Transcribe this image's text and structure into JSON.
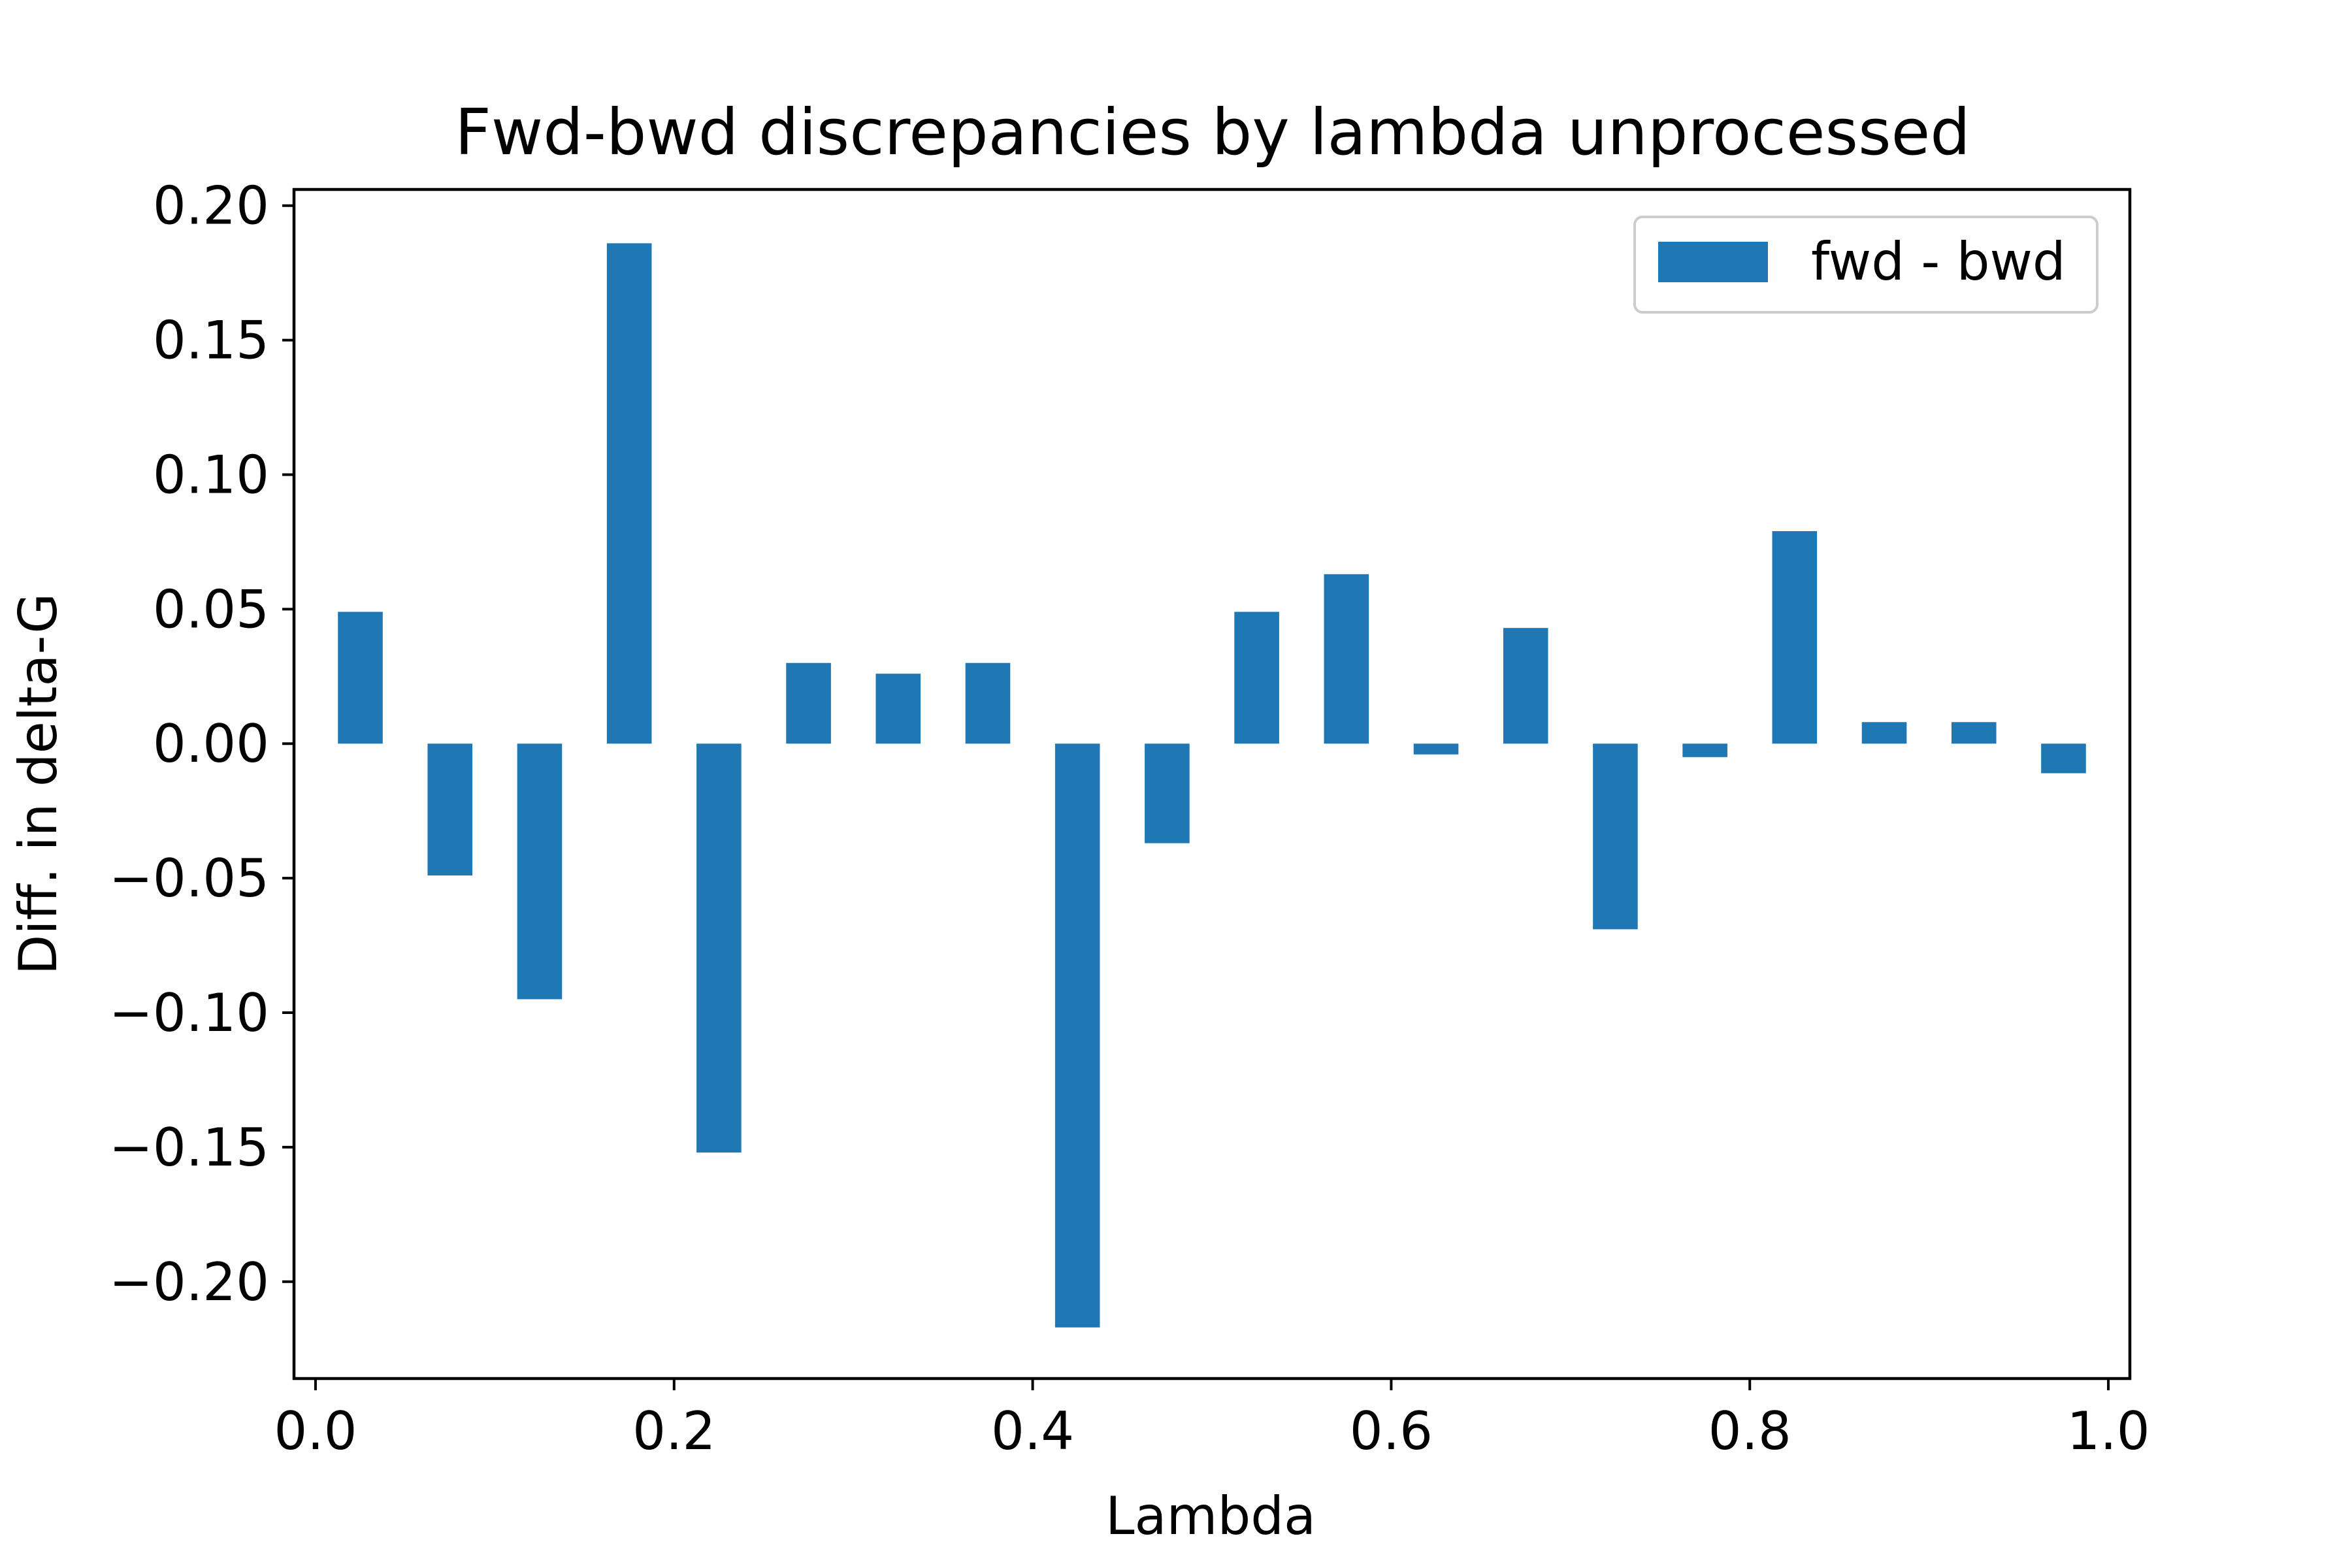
{
  "chart_data": {
    "type": "bar",
    "title": "Fwd-bwd discrepancies by lambda unprocessed",
    "xlabel": "Lambda",
    "ylabel": "Diff. in delta-G",
    "xlim": [
      -0.012,
      1.012
    ],
    "ylim": [
      -0.236,
      0.206
    ],
    "x_ticks": [
      0.0,
      0.2,
      0.4,
      0.6,
      0.8,
      1.0
    ],
    "x_tick_labels": [
      "0.0",
      "0.2",
      "0.4",
      "0.6",
      "0.8",
      "1.0"
    ],
    "y_ticks": [
      0.2,
      0.15,
      0.1,
      0.05,
      0.0,
      -0.05,
      -0.1,
      -0.15,
      -0.2
    ],
    "y_tick_labels": [
      "0.20",
      "0.15",
      "0.10",
      "0.05",
      "0.00",
      "−0.05",
      "−0.10",
      "−0.15",
      "−0.20"
    ],
    "bar_width": 0.025,
    "x": [
      0.025,
      0.075,
      0.125,
      0.175,
      0.225,
      0.275,
      0.325,
      0.375,
      0.425,
      0.475,
      0.525,
      0.575,
      0.625,
      0.675,
      0.725,
      0.775,
      0.825,
      0.875,
      0.925,
      0.975
    ],
    "series": [
      {
        "name": "fwd - bwd",
        "color": "#1f77b4",
        "values": [
          0.049,
          -0.049,
          -0.095,
          0.186,
          -0.152,
          0.03,
          0.026,
          0.03,
          -0.217,
          -0.037,
          0.049,
          0.063,
          -0.004,
          0.043,
          -0.069,
          -0.005,
          0.079,
          0.008,
          0.008,
          -0.011
        ]
      }
    ],
    "legend": "top-right",
    "grid": false
  }
}
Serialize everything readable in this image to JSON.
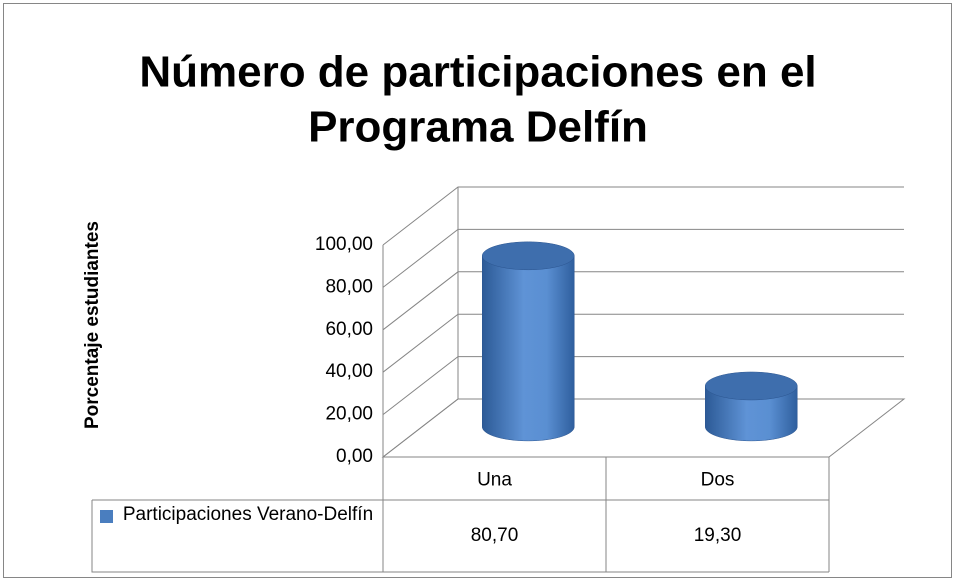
{
  "chart_data": {
    "type": "bar",
    "title": "Número de participaciones en el Programa Delfín",
    "y_axis_label": "Porcentaje estudiantes",
    "categories": [
      "Una",
      "Dos"
    ],
    "series": [
      {
        "name": "Participaciones Verano-Delfín",
        "color": "#4a7ebf",
        "values": [
          80.7,
          19.3
        ],
        "value_labels": [
          "80,70",
          "19,30"
        ]
      }
    ],
    "ylim": [
      0,
      100
    ],
    "yticks": [
      {
        "value": 0,
        "label": "0,00"
      },
      {
        "value": 20,
        "label": "20,00"
      },
      {
        "value": 40,
        "label": "40,00"
      },
      {
        "value": 60,
        "label": "60,00"
      },
      {
        "value": 80,
        "label": "80,00"
      },
      {
        "value": 100,
        "label": "100,00"
      }
    ],
    "grid": true
  }
}
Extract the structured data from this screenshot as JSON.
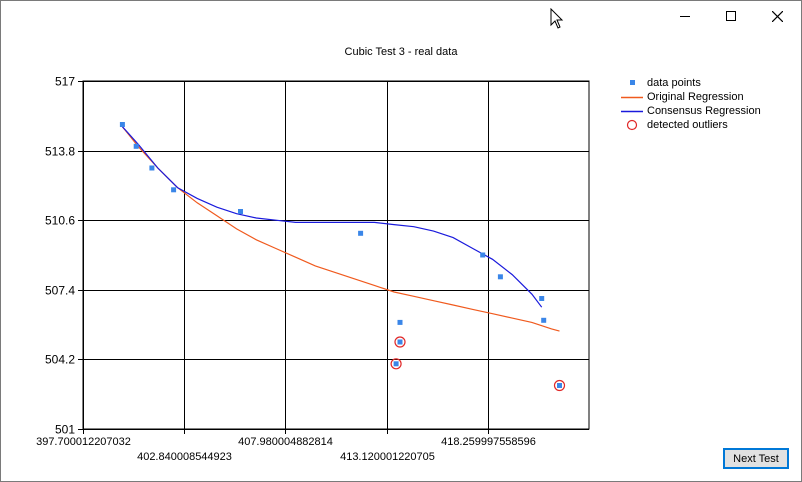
{
  "window": {
    "minimize_icon": "minimize-icon",
    "maximize_icon": "maximize-icon",
    "close_icon": "close-icon"
  },
  "next_button_label": "Next Test",
  "colors": {
    "data_points": "#3a86e8",
    "original": "#f05a1e",
    "consensus": "#1a1adc",
    "outliers": "#e02828",
    "grid": "#000000"
  },
  "chart_data": {
    "type": "scatter",
    "title": "Cubic Test 3 - real data",
    "xlabel": "",
    "ylabel": "",
    "xlim": [
      397.700012207032,
      423.4
    ],
    "ylim": [
      501,
      517
    ],
    "x_ticks": [
      "397.700012207032",
      "402.840008544923",
      "407.980004882814",
      "413.120001220705",
      "418.259997558596"
    ],
    "x_tick_values": [
      397.700012207032,
      402.840008544923,
      407.980004882814,
      413.120001220705,
      418.259997558596
    ],
    "y_ticks": [
      "501",
      "504.2",
      "507.4",
      "510.6",
      "513.8",
      "517"
    ],
    "y_tick_values": [
      501,
      504.2,
      507.4,
      510.6,
      513.8,
      517
    ],
    "grid": true,
    "legend_position": "right",
    "legend": [
      "data points",
      "Original Regression",
      "Consensus Regression",
      "detected outliers"
    ],
    "series": [
      {
        "name": "data points",
        "kind": "points",
        "x": [
          399.7,
          400.4,
          401.2,
          402.3,
          405.7,
          411.8,
          413.8,
          418.0,
          418.9,
          421.0,
          421.1
        ],
        "y": [
          515.0,
          514.0,
          513.0,
          512.0,
          511.0,
          510.0,
          505.9,
          509.0,
          508.0,
          507.0,
          506.0
        ]
      },
      {
        "name": "Original Regression",
        "kind": "line",
        "x": [
          399.7,
          400.5,
          401.5,
          402.5,
          403.5,
          404.5,
          405.5,
          406.5,
          407.5,
          408.5,
          409.5,
          410.5,
          411.5,
          412.5,
          413.5,
          414.5,
          415.5,
          416.5,
          417.5,
          418.5,
          419.5,
          420.5,
          421.5,
          421.9
        ],
        "y": [
          514.9,
          514.0,
          513.0,
          512.1,
          511.4,
          510.8,
          510.2,
          509.7,
          509.3,
          508.9,
          508.5,
          508.2,
          507.9,
          507.6,
          507.3,
          507.1,
          506.9,
          506.7,
          506.5,
          506.3,
          506.1,
          505.9,
          505.6,
          505.5
        ]
      },
      {
        "name": "Consensus Regression",
        "kind": "line",
        "x": [
          399.7,
          400.5,
          401.5,
          402.5,
          403.5,
          404.5,
          405.5,
          406.5,
          407.5,
          408.5,
          409.5,
          410.5,
          411.5,
          412.5,
          413.5,
          414.5,
          415.5,
          416.5,
          417.5,
          418.5,
          419.5,
          420.5,
          421.0
        ],
        "y": [
          514.9,
          514.1,
          513.0,
          512.1,
          511.6,
          511.2,
          510.9,
          510.7,
          510.6,
          510.5,
          510.5,
          510.5,
          510.5,
          510.5,
          510.4,
          510.3,
          510.1,
          509.8,
          509.3,
          508.8,
          508.1,
          507.2,
          506.6
        ]
      },
      {
        "name": "detected outliers",
        "kind": "outliers",
        "x": [
          413.6,
          413.8,
          421.9
        ],
        "y": [
          504.0,
          505.0,
          503.0
        ]
      }
    ]
  }
}
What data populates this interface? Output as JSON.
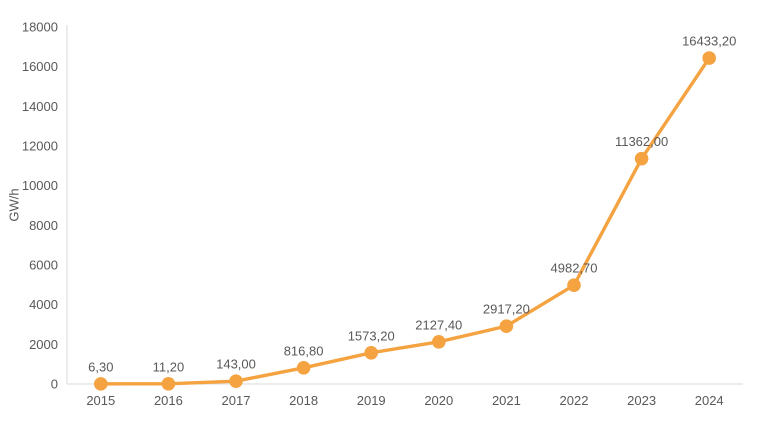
{
  "chart_data": {
    "type": "line",
    "title": "",
    "xlabel": "",
    "ylabel": "GW/h",
    "categories": [
      "2015",
      "2016",
      "2017",
      "2018",
      "2019",
      "2020",
      "2021",
      "2022",
      "2023",
      "2024"
    ],
    "series": [
      {
        "name": "",
        "values": [
          6.3,
          11.2,
          143.0,
          816.8,
          1573.2,
          2127.4,
          2917.2,
          4982.7,
          11362.0,
          16433.2
        ],
        "point_labels": [
          "6,30",
          "11,20",
          "143,00",
          "816,80",
          "1573,20",
          "2127,40",
          "2917,20",
          "4982,70",
          "11362,00",
          "16433,20"
        ]
      }
    ],
    "ylim": [
      0,
      18000
    ],
    "ytick_step": 2000,
    "yticks": [
      "0",
      "2000",
      "4000",
      "6000",
      "8000",
      "10000",
      "12000",
      "14000",
      "16000",
      "18000"
    ],
    "grid": false,
    "legend": false,
    "colors": {
      "line": "#F5A341",
      "marker": "#F5A341",
      "axis": "#D9D9D9",
      "text": "#595959"
    }
  }
}
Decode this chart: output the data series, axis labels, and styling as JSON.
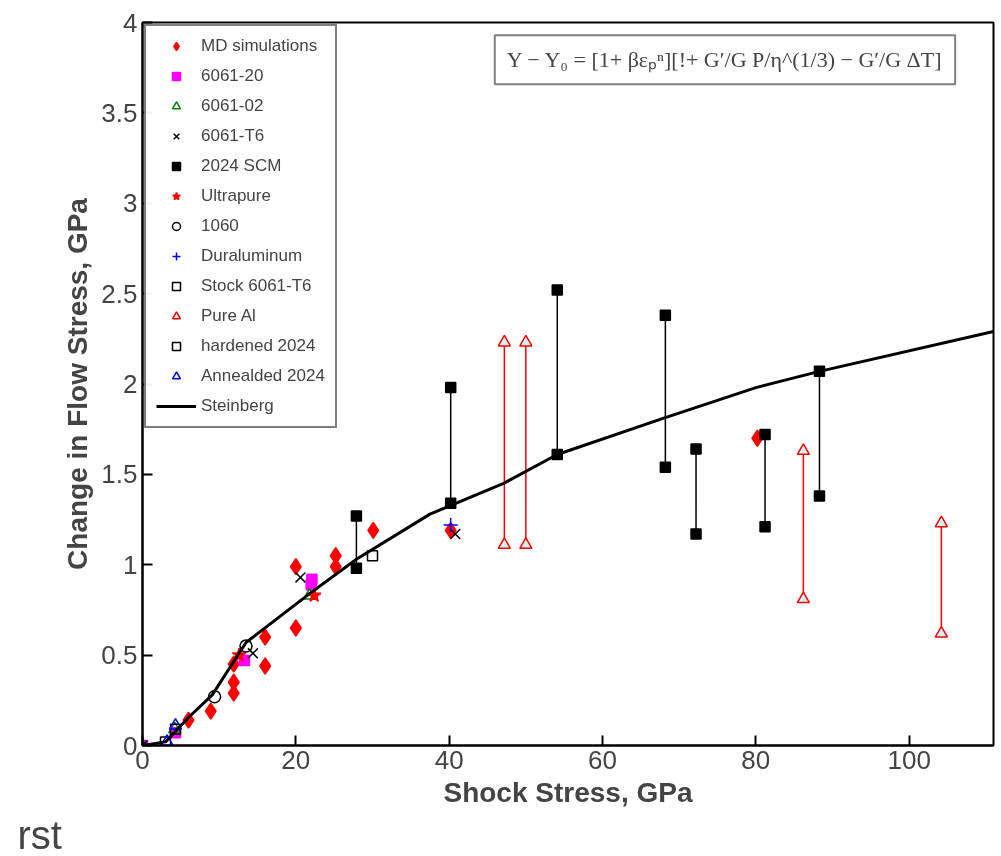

Directions for this task =
Each line of the material that holds the string "JSON" counts once; give the total alone.

Solution for this task =
5